▶ [Your objective]: With the pictures omitted, write out the entries that follow exactly as they stand.

Collected data:

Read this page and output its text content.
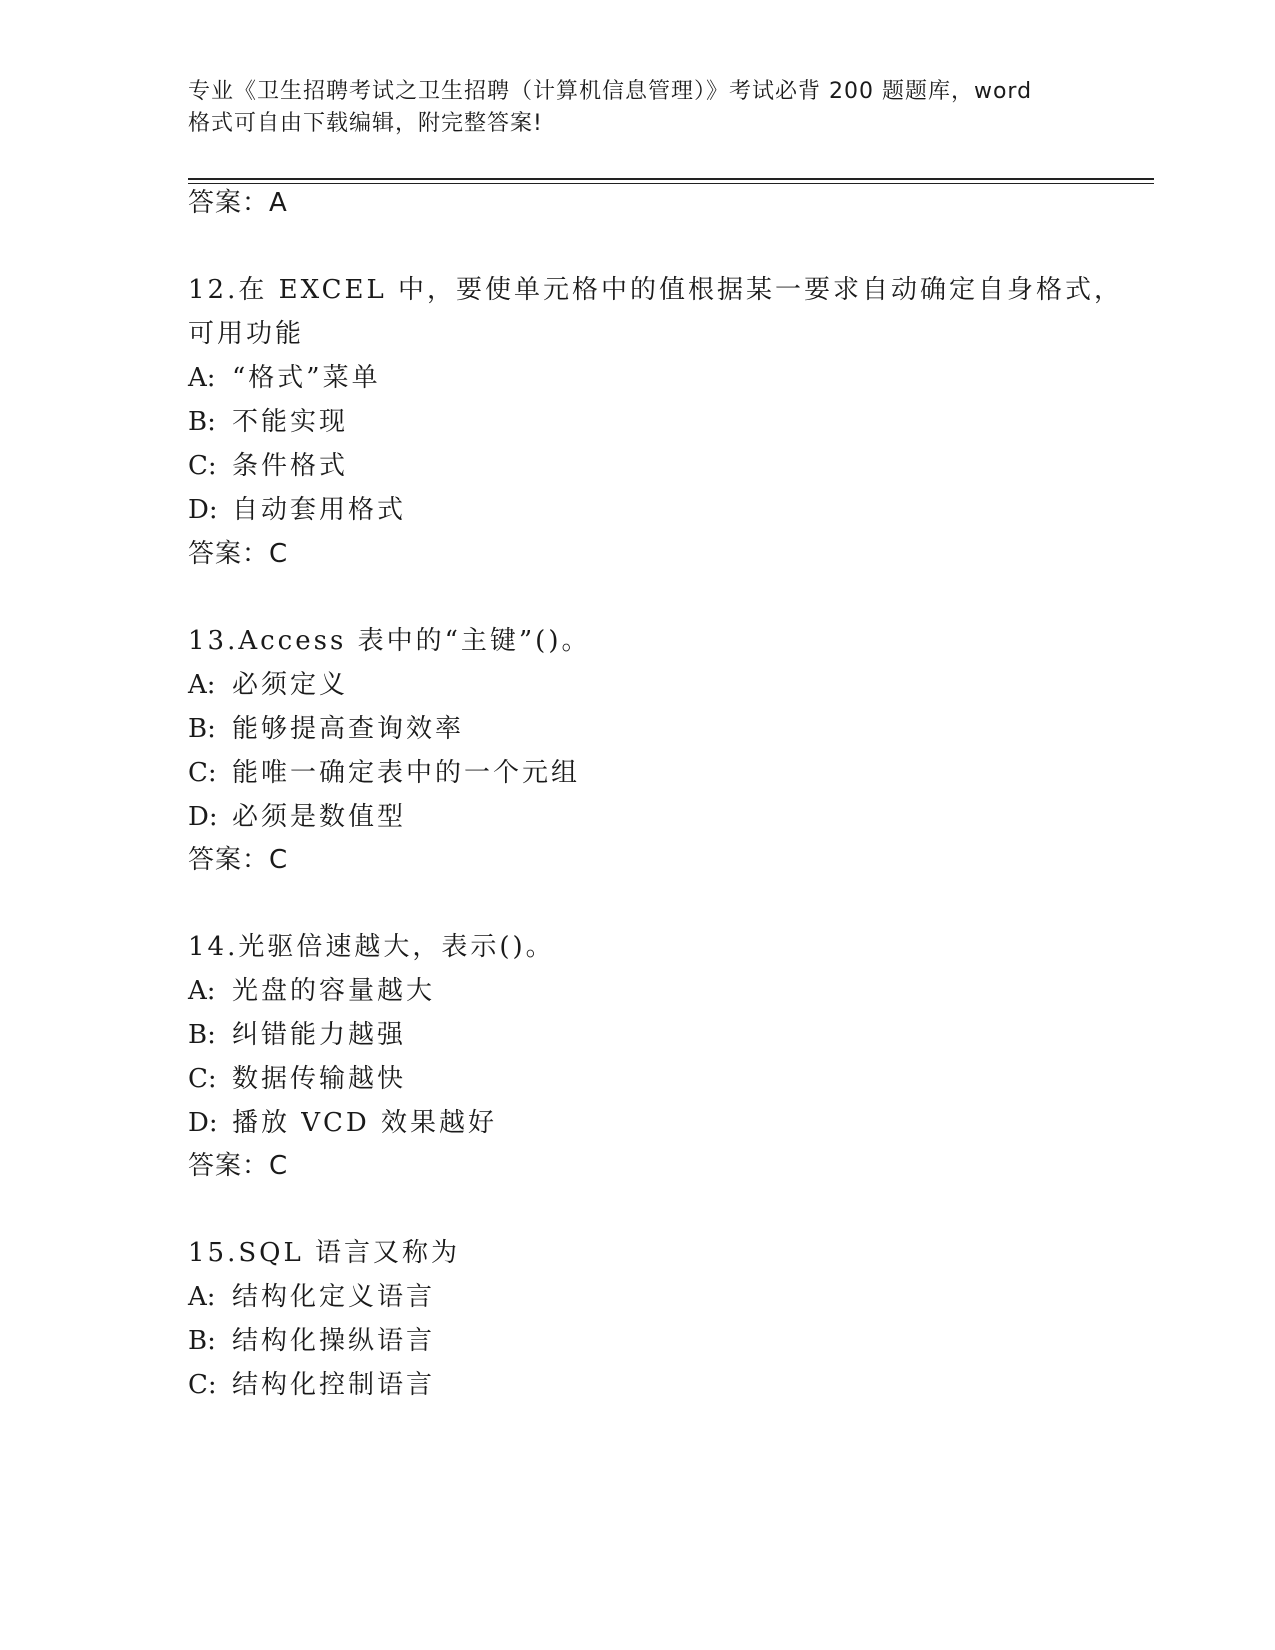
专业《卫生招聘考试之卫生招聘（计算机信息管理）》考试必背 200 题题库，word
格式可自由下载编辑，附完整答案!
答案：A
12.在 EXCEL 中，要使单元格中的值根据某一要求自动确定自身格式，
可用功能
A: “格式”菜单
B: 不能实现
C: 条件格式
D: 自动套用格式
答案：C
13.Access 表中的“主键”()。
A: 必须定义
B: 能够提高查询效率
C: 能唯一确定表中的一个元组
D: 必须是数值型
答案：C
14.光驱倍速越大，表示()。
A: 光盘的容量越大
B: 纠错能力越强
C: 数据传输越快
D: 播放 VCD 效果越好
答案：C
15.SQL 语言又称为
A: 结构化定义语言
B: 结构化操纵语言
C: 结构化控制语言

▶ [Answer in full]:
Read this page and output its text content.
专业《卫生招聘考试之卫生招聘（计算机信息管理）》考试必背 200 题题库，word
格式可自由下载编辑，附完整答案!
答案：A
12.在 EXCEL 中，要使单元格中的值根据某一要求自动确定自身格式，
可用功能
A: “格式”菜单
B: 不能实现
C: 条件格式
D: 自动套用格式
答案：C
13.Access 表中的“主键”()。
A: 必须定义
B: 能够提高查询效率
C: 能唯一确定表中的一个元组
D: 必须是数值型
答案：C
14.光驱倍速越大，表示()。
A: 光盘的容量越大
B: 纠错能力越强
C: 数据传输越快
D: 播放 VCD 效果越好
答案：C
15.SQL 语言又称为
A: 结构化定义语言
B: 结构化操纵语言
C: 结构化控制语言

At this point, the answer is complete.